**Stated task**
Print the entries that appear below, exactly as written and without their pictures.

**Task input**
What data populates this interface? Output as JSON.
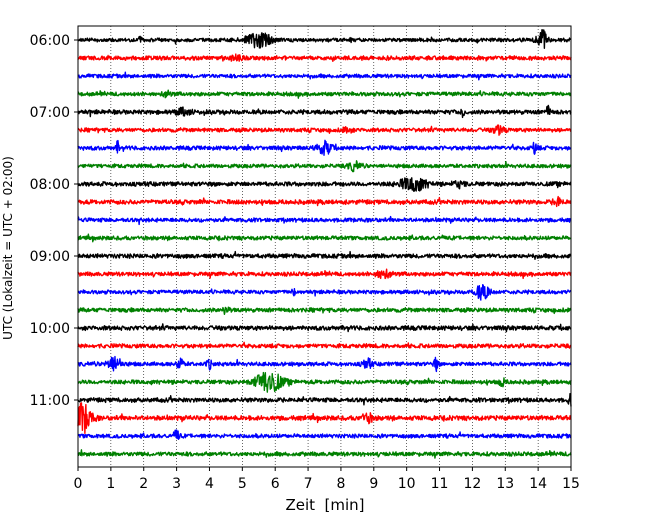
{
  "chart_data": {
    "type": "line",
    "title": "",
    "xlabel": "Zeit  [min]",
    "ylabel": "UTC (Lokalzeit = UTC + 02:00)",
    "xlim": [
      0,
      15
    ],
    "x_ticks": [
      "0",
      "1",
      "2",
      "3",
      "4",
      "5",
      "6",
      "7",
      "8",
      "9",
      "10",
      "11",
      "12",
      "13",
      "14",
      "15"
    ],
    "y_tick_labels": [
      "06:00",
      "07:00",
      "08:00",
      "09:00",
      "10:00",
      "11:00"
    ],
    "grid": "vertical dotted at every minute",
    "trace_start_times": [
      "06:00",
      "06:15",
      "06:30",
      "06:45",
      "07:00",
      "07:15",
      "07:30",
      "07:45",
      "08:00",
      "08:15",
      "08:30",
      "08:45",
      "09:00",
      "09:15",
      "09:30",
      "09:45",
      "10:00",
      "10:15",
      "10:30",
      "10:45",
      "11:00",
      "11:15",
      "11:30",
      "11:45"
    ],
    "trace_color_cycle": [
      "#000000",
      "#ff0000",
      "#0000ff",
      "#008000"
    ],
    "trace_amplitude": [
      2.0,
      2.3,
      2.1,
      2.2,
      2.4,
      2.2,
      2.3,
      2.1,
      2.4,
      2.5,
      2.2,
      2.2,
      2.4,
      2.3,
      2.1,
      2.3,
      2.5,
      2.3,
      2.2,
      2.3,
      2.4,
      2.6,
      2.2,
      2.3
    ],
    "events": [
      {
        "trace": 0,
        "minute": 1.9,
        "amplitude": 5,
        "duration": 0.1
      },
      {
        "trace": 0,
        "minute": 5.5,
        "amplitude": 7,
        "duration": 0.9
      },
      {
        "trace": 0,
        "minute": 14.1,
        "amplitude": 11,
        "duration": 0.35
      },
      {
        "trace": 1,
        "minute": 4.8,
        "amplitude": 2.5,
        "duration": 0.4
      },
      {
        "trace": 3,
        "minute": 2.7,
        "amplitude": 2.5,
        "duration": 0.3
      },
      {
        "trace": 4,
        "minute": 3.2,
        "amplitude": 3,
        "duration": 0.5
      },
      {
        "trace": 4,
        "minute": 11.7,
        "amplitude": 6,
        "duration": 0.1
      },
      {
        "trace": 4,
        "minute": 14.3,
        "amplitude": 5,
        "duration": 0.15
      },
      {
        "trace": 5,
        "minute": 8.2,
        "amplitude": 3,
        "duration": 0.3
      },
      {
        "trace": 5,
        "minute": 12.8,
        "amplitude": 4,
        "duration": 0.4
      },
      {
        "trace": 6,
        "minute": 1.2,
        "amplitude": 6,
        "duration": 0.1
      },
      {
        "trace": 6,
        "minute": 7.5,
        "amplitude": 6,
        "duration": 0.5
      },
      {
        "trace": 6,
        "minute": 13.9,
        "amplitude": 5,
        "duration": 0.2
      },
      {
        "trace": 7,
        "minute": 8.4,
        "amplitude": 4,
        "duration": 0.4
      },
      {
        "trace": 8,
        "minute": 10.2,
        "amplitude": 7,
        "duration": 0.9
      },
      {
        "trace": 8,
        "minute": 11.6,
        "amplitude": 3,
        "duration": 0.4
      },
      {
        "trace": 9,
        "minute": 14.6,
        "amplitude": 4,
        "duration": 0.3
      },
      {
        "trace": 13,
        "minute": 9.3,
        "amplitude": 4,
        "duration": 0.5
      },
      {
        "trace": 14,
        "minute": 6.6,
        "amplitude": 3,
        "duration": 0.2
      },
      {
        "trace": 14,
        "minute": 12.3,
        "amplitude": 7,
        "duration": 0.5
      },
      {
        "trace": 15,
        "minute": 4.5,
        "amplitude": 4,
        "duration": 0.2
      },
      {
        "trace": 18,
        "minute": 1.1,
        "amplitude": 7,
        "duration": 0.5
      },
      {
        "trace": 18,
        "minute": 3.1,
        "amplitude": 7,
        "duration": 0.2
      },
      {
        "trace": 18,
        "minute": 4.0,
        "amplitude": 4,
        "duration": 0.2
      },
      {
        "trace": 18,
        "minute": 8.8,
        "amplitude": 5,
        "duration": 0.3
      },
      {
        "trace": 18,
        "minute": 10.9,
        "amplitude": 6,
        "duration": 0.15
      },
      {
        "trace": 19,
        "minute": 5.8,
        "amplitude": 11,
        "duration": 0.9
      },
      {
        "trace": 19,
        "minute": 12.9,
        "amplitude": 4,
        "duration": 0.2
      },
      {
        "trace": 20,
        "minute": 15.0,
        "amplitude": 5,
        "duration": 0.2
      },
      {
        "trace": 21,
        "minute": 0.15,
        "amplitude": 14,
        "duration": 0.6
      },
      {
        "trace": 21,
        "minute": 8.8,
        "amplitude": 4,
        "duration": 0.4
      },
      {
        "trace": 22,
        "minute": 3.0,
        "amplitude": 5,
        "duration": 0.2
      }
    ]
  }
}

**Exercise output**
What data populates this interface? Output as JSON.
{
  "chart_data": {
    "type": "line",
    "title": "",
    "xlabel": "Zeit  [min]",
    "ylabel": "UTC (Lokalzeit = UTC + 02:00)",
    "xlim": [
      0,
      15
    ],
    "x_ticks": [
      "0",
      "1",
      "2",
      "3",
      "4",
      "5",
      "6",
      "7",
      "8",
      "9",
      "10",
      "11",
      "12",
      "13",
      "14",
      "15"
    ],
    "y_tick_labels": [
      "06:00",
      "07:00",
      "08:00",
      "09:00",
      "10:00",
      "11:00"
    ],
    "grid": "vertical dotted at every minute",
    "trace_start_times": [
      "06:00",
      "06:15",
      "06:30",
      "06:45",
      "07:00",
      "07:15",
      "07:30",
      "07:45",
      "08:00",
      "08:15",
      "08:30",
      "08:45",
      "09:00",
      "09:15",
      "09:30",
      "09:45",
      "10:00",
      "10:15",
      "10:30",
      "10:45",
      "11:00",
      "11:15",
      "11:30",
      "11:45"
    ],
    "trace_color_cycle": [
      "#000000",
      "#ff0000",
      "#0000ff",
      "#008000"
    ],
    "trace_amplitude": [
      2.0,
      2.3,
      2.1,
      2.2,
      2.4,
      2.2,
      2.3,
      2.1,
      2.4,
      2.5,
      2.2,
      2.2,
      2.4,
      2.3,
      2.1,
      2.3,
      2.5,
      2.3,
      2.2,
      2.3,
      2.4,
      2.6,
      2.2,
      2.3
    ],
    "events": [
      {
        "trace": 0,
        "minute": 1.9,
        "amplitude": 5,
        "duration": 0.1
      },
      {
        "trace": 0,
        "minute": 5.5,
        "amplitude": 7,
        "duration": 0.9
      },
      {
        "trace": 0,
        "minute": 14.1,
        "amplitude": 11,
        "duration": 0.35
      },
      {
        "trace": 1,
        "minute": 4.8,
        "amplitude": 2.5,
        "duration": 0.4
      },
      {
        "trace": 3,
        "minute": 2.7,
        "amplitude": 2.5,
        "duration": 0.3
      },
      {
        "trace": 4,
        "minute": 3.2,
        "amplitude": 3,
        "duration": 0.5
      },
      {
        "trace": 4,
        "minute": 11.7,
        "amplitude": 6,
        "duration": 0.1
      },
      {
        "trace": 4,
        "minute": 14.3,
        "amplitude": 5,
        "duration": 0.15
      },
      {
        "trace": 5,
        "minute": 8.2,
        "amplitude": 3,
        "duration": 0.3
      },
      {
        "trace": 5,
        "minute": 12.8,
        "amplitude": 4,
        "duration": 0.4
      },
      {
        "trace": 6,
        "minute": 1.2,
        "amplitude": 6,
        "duration": 0.1
      },
      {
        "trace": 6,
        "minute": 7.5,
        "amplitude": 6,
        "duration": 0.5
      },
      {
        "trace": 6,
        "minute": 13.9,
        "amplitude": 5,
        "duration": 0.2
      },
      {
        "trace": 7,
        "minute": 8.4,
        "amplitude": 4,
        "duration": 0.4
      },
      {
        "trace": 8,
        "minute": 10.2,
        "amplitude": 7,
        "duration": 0.9
      },
      {
        "trace": 8,
        "minute": 11.6,
        "amplitude": 3,
        "duration": 0.4
      },
      {
        "trace": 9,
        "minute": 14.6,
        "amplitude": 4,
        "duration": 0.3
      },
      {
        "trace": 13,
        "minute": 9.3,
        "amplitude": 4,
        "duration": 0.5
      },
      {
        "trace": 14,
        "minute": 6.6,
        "amplitude": 3,
        "duration": 0.2
      },
      {
        "trace": 14,
        "minute": 12.3,
        "amplitude": 7,
        "duration": 0.5
      },
      {
        "trace": 15,
        "minute": 4.5,
        "amplitude": 4,
        "duration": 0.2
      },
      {
        "trace": 18,
        "minute": 1.1,
        "amplitude": 7,
        "duration": 0.5
      },
      {
        "trace": 18,
        "minute": 3.1,
        "amplitude": 7,
        "duration": 0.2
      },
      {
        "trace": 18,
        "minute": 4.0,
        "amplitude": 4,
        "duration": 0.2
      },
      {
        "trace": 18,
        "minute": 8.8,
        "amplitude": 5,
        "duration": 0.3
      },
      {
        "trace": 18,
        "minute": 10.9,
        "amplitude": 6,
        "duration": 0.15
      },
      {
        "trace": 19,
        "minute": 5.8,
        "amplitude": 11,
        "duration": 0.9
      },
      {
        "trace": 19,
        "minute": 12.9,
        "amplitude": 4,
        "duration": 0.2
      },
      {
        "trace": 20,
        "minute": 15.0,
        "amplitude": 5,
        "duration": 0.2
      },
      {
        "trace": 21,
        "minute": 0.15,
        "amplitude": 14,
        "duration": 0.6
      },
      {
        "trace": 21,
        "minute": 8.8,
        "amplitude": 4,
        "duration": 0.4
      },
      {
        "trace": 22,
        "minute": 3.0,
        "amplitude": 5,
        "duration": 0.2
      }
    ]
  }
}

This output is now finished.